# [What is asked]
Below is a set of records; print all of them exactly as written.

(begin)

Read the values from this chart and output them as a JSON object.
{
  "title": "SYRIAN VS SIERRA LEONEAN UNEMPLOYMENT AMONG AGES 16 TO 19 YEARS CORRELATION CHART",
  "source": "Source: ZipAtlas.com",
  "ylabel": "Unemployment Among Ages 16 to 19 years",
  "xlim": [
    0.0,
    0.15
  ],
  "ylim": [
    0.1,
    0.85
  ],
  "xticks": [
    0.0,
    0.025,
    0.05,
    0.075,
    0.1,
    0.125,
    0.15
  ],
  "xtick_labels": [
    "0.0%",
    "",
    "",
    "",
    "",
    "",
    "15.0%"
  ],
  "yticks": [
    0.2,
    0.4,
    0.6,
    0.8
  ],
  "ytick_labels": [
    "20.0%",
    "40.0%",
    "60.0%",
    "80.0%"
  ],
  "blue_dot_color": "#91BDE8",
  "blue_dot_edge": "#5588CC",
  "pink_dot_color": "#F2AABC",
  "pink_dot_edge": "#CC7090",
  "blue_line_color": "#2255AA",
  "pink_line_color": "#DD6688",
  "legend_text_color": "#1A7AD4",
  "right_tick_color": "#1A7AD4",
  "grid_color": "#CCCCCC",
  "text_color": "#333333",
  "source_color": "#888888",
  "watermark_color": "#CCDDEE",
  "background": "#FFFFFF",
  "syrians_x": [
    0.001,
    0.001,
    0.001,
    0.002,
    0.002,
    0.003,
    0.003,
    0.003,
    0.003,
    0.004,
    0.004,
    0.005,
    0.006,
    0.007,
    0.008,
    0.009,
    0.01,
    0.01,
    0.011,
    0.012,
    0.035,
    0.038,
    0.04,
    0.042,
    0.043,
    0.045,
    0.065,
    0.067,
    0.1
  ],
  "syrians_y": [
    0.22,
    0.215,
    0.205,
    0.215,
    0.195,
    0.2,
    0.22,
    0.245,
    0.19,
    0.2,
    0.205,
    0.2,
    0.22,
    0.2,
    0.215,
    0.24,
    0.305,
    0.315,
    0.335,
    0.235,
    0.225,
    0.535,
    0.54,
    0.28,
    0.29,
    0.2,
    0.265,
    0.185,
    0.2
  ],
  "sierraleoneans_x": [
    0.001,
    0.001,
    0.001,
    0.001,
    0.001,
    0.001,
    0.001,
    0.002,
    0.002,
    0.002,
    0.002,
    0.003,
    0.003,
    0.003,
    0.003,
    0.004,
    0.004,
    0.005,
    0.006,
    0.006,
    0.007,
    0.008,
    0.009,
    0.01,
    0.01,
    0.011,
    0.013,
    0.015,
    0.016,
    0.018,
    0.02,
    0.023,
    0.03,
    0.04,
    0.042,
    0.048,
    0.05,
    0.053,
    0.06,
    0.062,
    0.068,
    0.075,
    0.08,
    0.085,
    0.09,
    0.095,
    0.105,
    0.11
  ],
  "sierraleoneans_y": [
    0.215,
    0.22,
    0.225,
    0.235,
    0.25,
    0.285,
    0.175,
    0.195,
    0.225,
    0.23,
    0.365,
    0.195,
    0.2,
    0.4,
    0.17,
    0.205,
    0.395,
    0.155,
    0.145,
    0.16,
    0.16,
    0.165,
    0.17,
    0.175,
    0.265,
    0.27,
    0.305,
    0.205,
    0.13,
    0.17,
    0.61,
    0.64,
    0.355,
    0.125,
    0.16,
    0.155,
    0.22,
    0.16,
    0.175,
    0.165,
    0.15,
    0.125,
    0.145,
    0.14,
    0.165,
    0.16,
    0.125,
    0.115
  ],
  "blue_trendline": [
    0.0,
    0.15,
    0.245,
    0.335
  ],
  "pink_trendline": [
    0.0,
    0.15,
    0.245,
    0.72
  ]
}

(end)

# [Result of this exercise]
Read the values from this chart and output them as a JSON object.
{
  "title": "SYRIAN VS SIERRA LEONEAN UNEMPLOYMENT AMONG AGES 16 TO 19 YEARS CORRELATION CHART",
  "source": "Source: ZipAtlas.com",
  "ylabel": "Unemployment Among Ages 16 to 19 years",
  "xlim": [
    0.0,
    0.15
  ],
  "ylim": [
    0.1,
    0.85
  ],
  "xticks": [
    0.0,
    0.025,
    0.05,
    0.075,
    0.1,
    0.125,
    0.15
  ],
  "xtick_labels": [
    "0.0%",
    "",
    "",
    "",
    "",
    "",
    "15.0%"
  ],
  "yticks": [
    0.2,
    0.4,
    0.6,
    0.8
  ],
  "ytick_labels": [
    "20.0%",
    "40.0%",
    "60.0%",
    "80.0%"
  ],
  "blue_dot_color": "#91BDE8",
  "blue_dot_edge": "#5588CC",
  "pink_dot_color": "#F2AABC",
  "pink_dot_edge": "#CC7090",
  "blue_line_color": "#2255AA",
  "pink_line_color": "#DD6688",
  "legend_text_color": "#1A7AD4",
  "right_tick_color": "#1A7AD4",
  "grid_color": "#CCCCCC",
  "text_color": "#333333",
  "source_color": "#888888",
  "watermark_color": "#CCDDEE",
  "background": "#FFFFFF",
  "syrians_x": [
    0.001,
    0.001,
    0.001,
    0.002,
    0.002,
    0.003,
    0.003,
    0.003,
    0.003,
    0.004,
    0.004,
    0.005,
    0.006,
    0.007,
    0.008,
    0.009,
    0.01,
    0.01,
    0.011,
    0.012,
    0.035,
    0.038,
    0.04,
    0.042,
    0.043,
    0.045,
    0.065,
    0.067,
    0.1
  ],
  "syrians_y": [
    0.22,
    0.215,
    0.205,
    0.215,
    0.195,
    0.2,
    0.22,
    0.245,
    0.19,
    0.2,
    0.205,
    0.2,
    0.22,
    0.2,
    0.215,
    0.24,
    0.305,
    0.315,
    0.335,
    0.235,
    0.225,
    0.535,
    0.54,
    0.28,
    0.29,
    0.2,
    0.265,
    0.185,
    0.2
  ],
  "sierraleoneans_x": [
    0.001,
    0.001,
    0.001,
    0.001,
    0.001,
    0.001,
    0.001,
    0.002,
    0.002,
    0.002,
    0.002,
    0.003,
    0.003,
    0.003,
    0.003,
    0.004,
    0.004,
    0.005,
    0.006,
    0.006,
    0.007,
    0.008,
    0.009,
    0.01,
    0.01,
    0.011,
    0.013,
    0.015,
    0.016,
    0.018,
    0.02,
    0.023,
    0.03,
    0.04,
    0.042,
    0.048,
    0.05,
    0.053,
    0.06,
    0.062,
    0.068,
    0.075,
    0.08,
    0.085,
    0.09,
    0.095,
    0.105,
    0.11
  ],
  "sierraleoneans_y": [
    0.215,
    0.22,
    0.225,
    0.235,
    0.25,
    0.285,
    0.175,
    0.195,
    0.225,
    0.23,
    0.365,
    0.195,
    0.2,
    0.4,
    0.17,
    0.205,
    0.395,
    0.155,
    0.145,
    0.16,
    0.16,
    0.165,
    0.17,
    0.175,
    0.265,
    0.27,
    0.305,
    0.205,
    0.13,
    0.17,
    0.61,
    0.64,
    0.355,
    0.125,
    0.16,
    0.155,
    0.22,
    0.16,
    0.175,
    0.165,
    0.15,
    0.125,
    0.145,
    0.14,
    0.165,
    0.16,
    0.125,
    0.115
  ],
  "blue_trendline": [
    0.0,
    0.15,
    0.245,
    0.335
  ],
  "pink_trendline": [
    0.0,
    0.15,
    0.245,
    0.72
  ]
}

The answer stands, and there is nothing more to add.